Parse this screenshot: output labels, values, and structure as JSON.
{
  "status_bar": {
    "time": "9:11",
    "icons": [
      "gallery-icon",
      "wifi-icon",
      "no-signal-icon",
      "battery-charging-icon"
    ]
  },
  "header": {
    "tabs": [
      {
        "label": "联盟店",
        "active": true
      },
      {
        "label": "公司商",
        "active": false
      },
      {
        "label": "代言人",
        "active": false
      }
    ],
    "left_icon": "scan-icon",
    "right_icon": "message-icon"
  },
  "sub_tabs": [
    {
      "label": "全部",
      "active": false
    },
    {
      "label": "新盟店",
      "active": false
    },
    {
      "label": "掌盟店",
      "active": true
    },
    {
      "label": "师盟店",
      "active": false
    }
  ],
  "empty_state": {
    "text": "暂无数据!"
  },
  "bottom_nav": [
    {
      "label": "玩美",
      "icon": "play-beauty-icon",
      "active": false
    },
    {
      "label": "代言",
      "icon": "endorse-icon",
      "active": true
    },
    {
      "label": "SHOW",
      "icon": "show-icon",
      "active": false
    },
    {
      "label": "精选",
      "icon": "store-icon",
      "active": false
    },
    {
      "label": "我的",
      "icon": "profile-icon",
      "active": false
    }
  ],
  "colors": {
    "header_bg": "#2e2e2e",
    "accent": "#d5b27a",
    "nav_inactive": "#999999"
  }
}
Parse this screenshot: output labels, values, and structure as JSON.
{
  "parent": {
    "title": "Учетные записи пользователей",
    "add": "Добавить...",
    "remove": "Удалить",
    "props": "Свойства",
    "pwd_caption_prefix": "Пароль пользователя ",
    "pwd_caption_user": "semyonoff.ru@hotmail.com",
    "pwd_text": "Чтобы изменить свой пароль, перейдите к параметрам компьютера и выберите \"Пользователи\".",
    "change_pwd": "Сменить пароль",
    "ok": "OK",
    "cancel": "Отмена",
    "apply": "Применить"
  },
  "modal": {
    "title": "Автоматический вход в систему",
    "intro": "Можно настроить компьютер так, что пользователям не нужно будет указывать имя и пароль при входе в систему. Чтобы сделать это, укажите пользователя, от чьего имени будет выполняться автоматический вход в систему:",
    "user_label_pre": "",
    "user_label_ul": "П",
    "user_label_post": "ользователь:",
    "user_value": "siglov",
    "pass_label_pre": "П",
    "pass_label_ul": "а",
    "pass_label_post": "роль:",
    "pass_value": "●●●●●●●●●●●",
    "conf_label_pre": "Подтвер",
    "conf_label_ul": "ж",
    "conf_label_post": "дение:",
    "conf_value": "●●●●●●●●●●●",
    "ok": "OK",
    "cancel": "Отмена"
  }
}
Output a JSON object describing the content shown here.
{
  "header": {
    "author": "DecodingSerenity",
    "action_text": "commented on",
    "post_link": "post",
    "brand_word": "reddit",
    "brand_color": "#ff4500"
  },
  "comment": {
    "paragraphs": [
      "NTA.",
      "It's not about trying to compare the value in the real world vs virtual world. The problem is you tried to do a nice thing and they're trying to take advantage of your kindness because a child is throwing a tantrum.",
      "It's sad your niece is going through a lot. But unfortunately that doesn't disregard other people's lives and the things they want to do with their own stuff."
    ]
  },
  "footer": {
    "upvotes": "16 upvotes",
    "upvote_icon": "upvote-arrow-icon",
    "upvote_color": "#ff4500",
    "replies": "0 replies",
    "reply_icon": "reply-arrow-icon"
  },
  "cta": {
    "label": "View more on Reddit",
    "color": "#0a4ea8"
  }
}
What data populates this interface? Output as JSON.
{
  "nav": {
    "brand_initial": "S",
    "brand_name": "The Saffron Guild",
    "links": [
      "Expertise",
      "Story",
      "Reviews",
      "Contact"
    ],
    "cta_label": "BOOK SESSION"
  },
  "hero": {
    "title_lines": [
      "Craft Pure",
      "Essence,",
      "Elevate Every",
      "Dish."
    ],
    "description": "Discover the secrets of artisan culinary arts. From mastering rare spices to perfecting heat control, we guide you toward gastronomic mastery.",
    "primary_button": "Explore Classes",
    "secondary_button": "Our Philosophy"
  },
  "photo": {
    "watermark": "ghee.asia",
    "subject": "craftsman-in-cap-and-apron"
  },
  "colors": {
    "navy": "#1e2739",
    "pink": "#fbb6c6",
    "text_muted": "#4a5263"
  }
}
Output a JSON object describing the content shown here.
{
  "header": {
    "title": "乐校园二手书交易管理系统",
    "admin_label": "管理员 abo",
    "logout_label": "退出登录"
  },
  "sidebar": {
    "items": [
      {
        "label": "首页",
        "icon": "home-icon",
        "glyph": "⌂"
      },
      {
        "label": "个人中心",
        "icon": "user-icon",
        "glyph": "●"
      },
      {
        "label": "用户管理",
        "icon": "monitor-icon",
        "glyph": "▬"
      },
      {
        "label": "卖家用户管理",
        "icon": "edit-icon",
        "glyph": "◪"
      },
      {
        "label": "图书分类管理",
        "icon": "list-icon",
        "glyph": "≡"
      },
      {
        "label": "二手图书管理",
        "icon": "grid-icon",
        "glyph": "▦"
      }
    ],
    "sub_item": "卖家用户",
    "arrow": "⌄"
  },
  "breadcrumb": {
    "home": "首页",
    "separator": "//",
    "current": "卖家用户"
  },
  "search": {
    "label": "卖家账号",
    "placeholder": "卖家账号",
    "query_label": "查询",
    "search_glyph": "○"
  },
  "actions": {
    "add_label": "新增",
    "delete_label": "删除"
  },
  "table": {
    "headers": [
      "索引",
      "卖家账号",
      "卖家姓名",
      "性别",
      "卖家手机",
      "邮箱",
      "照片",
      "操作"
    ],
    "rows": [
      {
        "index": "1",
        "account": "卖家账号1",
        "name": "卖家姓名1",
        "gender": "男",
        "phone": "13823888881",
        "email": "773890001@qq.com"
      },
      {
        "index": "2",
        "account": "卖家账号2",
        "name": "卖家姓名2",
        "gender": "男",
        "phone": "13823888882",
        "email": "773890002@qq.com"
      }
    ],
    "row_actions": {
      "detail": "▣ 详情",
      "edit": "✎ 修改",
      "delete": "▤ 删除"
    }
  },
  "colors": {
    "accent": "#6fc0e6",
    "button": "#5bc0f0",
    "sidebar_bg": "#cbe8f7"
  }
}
+--
## Instruction
Restate every entry word for word.

## Solution to the problem
Parse this screenshot: output labels, values, and structure as JSON.
{
  "status_bar": {
    "time": "9:11",
    "icons": [
      "gallery-icon",
      "wifi-icon",
      "no-signal-icon",
      "battery-charging-icon"
    ]
  },
  "header": {
    "tabs": [
      {
        "label": "联盟店",
        "active": true
      },
      {
        "label": "公司商",
        "active": false
      },
      {
        "label": "代言人",
        "active": false
      }
    ],
    "left_icon": "scan-icon",
    "right_icon": "message-icon"
  },
  "sub_tabs": [
    {
      "label": "全部",
      "active": false
    },
    {
      "label": "新盟店",
      "active": false
    },
    {
      "label": "掌盟店",
      "active": true
    },
    {
      "label": "师盟店",
      "active": false
    }
  ],
  "empty_state": {
    "text": "暂无数据!"
  },
  "bottom_nav": [
    {
      "label": "玩美",
      "icon": "play-beauty-icon",
      "active": false
    },
    {
      "label": "代言",
      "icon": "endorse-icon",
      "active": true
    },
    {
      "label": "SHOW",
      "icon": "show-icon",
      "active": false
    },
    {
      "label": "精选",
      "icon": "store-icon",
      "active": false
    },
    {
      "label": "我的",
      "icon": "profile-icon",
      "active": false
    }
  ],
  "colors": {
    "header_bg": "#2e2e2e",
    "accent": "#d5b27a",
    "nav_inactive": "#999999"
  }
}
Parse this screenshot: output labels, values, and structure as JSON.
{
  "parent": {
    "title": "Учетные записи пользователей",
    "add": "Добавить...",
    "remove": "Удалить",
    "props": "Свойства",
    "pwd_caption_prefix": "Пароль пользователя ",
    "pwd_caption_user": "semyonoff.ru@hotmail.com",
    "pwd_text": "Чтобы изменить свой пароль, перейдите к параметрам компьютера и выберите \"Пользователи\".",
    "change_pwd": "Сменить пароль",
    "ok": "OK",
    "cancel": "Отмена",
    "apply": "Применить"
  },
  "modal": {
    "title": "Автоматический вход в систему",
    "intro": "Можно настроить компьютер так, что пользователям не нужно будет указывать имя и пароль при входе в систему. Чтобы сделать это, укажите пользователя, от чьего имени будет выполняться автоматический вход в систему:",
    "user_label_pre": "",
    "user_label_ul": "П",
    "user_label_post": "ользователь:",
    "user_value": "siglov",
    "pass_label_pre": "П",
    "pass_label_ul": "а",
    "pass_label_post": "роль:",
    "pass_value": "●●●●●●●●●●●",
    "conf_label_pre": "Подтвер",
    "conf_label_ul": "ж",
    "conf_label_post": "дение:",
    "conf_value": "●●●●●●●●●●●",
    "ok": "OK",
    "cancel": "Отмена"
  }
}
Output a JSON object describing the content shown here.
{
  "header": {
    "author": "DecodingSerenity",
    "action_text": "commented on",
    "post_link": "post",
    "brand_word": "reddit",
    "brand_color": "#ff4500"
  },
  "comment": {
    "paragraphs": [
      "NTA.",
      "It's not about trying to compare the value in the real world vs virtual world. The problem is you tried to do a nice thing and they're trying to take advantage of your kindness because a child is throwing a tantrum.",
      "It's sad your niece is going through a lot. But unfortunately that doesn't disregard other people's lives and the things they want to do with their own stuff."
    ]
  },
  "footer": {
    "upvotes": "16 upvotes",
    "upvote_icon": "upvote-arrow-icon",
    "upvote_color": "#ff4500",
    "replies": "0 replies",
    "reply_icon": "reply-arrow-icon"
  },
  "cta": {
    "label": "View more on Reddit",
    "color": "#0a4ea8"
  }
}
What data populates this interface? Output as JSON.
{
  "nav": {
    "brand_initial": "S",
    "brand_name": "The Saffron Guild",
    "links": [
      "Expertise",
      "Story",
      "Reviews",
      "Contact"
    ],
    "cta_label": "BOOK SESSION"
  },
  "hero": {
    "title_lines": [
      "Craft Pure",
      "Essence,",
      "Elevate Every",
      "Dish."
    ],
    "description": "Discover the secrets of artisan culinary arts. From mastering rare spices to perfecting heat control, we guide you toward gastronomic mastery.",
    "primary_button": "Explore Classes",
    "secondary_button": "Our Philosophy"
  },
  "photo": {
    "watermark": "ghee.asia",
    "subject": "craftsman-in-cap-and-apron"
  },
  "colors": {
    "navy": "#1e2739",
    "pink": "#fbb6c6",
    "text_muted": "#4a5263"
  }
}
Output a JSON object describing the content shown here.
{
  "header": {
    "title": "乐校园二手书交易管理系统",
    "admin_label": "管理员 abo",
    "logout_label": "退出登录"
  },
  "sidebar": {
    "items": [
      {
        "label": "首页",
        "icon": "home-icon",
        "glyph": "⌂"
      },
      {
        "label": "个人中心",
        "icon": "user-icon",
        "glyph": "●"
      },
      {
        "label": "用户管理",
        "icon": "monitor-icon",
        "glyph": "▬"
      },
      {
        "label": "卖家用户管理",
        "icon": "edit-icon",
        "glyph": "◪"
      },
      {
        "label": "图书分类管理",
        "icon": "list-icon",
        "glyph": "≡"
      },
      {
        "label": "二手图书管理",
        "icon": "grid-icon",
        "glyph": "▦"
      }
    ],
    "sub_item": "卖家用户",
    "arrow": "⌄"
  },
  "breadcrumb": {
    "home": "首页",
    "separator": "//",
    "current": "卖家用户"
  },
  "search": {
    "label": "卖家账号",
    "placeholder": "卖家账号",
    "query_label": "查询",
    "search_glyph": "○"
  },
  "actions": {
    "add_label": "新增",
    "delete_label": "删除"
  },
  "table": {
    "headers": [
      "索引",
      "卖家账号",
      "卖家姓名",
      "性别",
      "卖家手机",
      "邮箱",
      "照片",
      "操作"
    ],
    "rows": [
      {
        "index": "1",
        "account": "卖家账号1",
        "name": "卖家姓名1",
        "gender": "男",
        "phone": "13823888881",
        "email": "773890001@qq.com"
      },
      {
        "index": "2",
        "account": "卖家账号2",
        "name": "卖家姓名2",
        "gender": "男",
        "phone": "13823888882",
        "email": "773890002@qq.com"
      }
    ],
    "row_actions": {
      "detail": "▣ 详情",
      "edit": "✎ 修改",
      "delete": "▤ 删除"
    }
  },
  "colors": {
    "accent": "#6fc0e6",
    "button": "#5bc0f0",
    "sidebar_bg": "#cbe8f7"
  }
}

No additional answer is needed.